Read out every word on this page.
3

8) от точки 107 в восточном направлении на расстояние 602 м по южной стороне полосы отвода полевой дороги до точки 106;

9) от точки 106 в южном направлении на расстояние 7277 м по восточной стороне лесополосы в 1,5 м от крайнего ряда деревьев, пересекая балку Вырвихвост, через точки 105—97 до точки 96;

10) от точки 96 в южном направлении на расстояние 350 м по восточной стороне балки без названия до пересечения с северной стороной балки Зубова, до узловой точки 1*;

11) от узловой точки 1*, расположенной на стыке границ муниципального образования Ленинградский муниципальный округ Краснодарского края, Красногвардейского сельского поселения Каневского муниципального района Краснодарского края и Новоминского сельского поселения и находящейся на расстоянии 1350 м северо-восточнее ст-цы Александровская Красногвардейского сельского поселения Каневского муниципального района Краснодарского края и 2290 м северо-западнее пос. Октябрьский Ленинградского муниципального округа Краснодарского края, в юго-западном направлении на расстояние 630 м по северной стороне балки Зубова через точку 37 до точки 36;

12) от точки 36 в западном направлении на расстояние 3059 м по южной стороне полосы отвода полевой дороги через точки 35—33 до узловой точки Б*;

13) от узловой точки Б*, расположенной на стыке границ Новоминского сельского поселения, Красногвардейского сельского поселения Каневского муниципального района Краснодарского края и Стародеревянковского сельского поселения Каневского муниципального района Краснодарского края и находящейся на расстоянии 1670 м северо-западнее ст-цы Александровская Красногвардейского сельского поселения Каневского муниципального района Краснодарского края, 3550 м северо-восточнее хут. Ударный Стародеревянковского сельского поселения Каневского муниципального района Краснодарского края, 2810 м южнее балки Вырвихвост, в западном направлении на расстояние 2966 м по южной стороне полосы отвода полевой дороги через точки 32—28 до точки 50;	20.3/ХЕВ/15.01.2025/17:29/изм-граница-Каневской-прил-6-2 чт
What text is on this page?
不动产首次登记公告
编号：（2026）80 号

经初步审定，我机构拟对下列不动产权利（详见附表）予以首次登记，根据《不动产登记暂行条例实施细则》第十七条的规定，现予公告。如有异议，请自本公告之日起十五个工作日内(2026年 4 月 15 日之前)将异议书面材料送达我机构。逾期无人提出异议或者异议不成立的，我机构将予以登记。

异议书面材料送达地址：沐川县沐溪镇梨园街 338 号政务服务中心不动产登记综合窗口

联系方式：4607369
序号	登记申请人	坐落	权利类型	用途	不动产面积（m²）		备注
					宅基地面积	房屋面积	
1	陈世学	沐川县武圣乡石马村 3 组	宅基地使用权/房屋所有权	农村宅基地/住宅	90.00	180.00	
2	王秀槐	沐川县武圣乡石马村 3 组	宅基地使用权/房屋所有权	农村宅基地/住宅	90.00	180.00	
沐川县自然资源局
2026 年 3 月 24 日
##############################
- _DO THIS_
The word "page" appears in how many lines of the data? Answer with only the number.

- _ANSWER TO THE PROBLEM_
2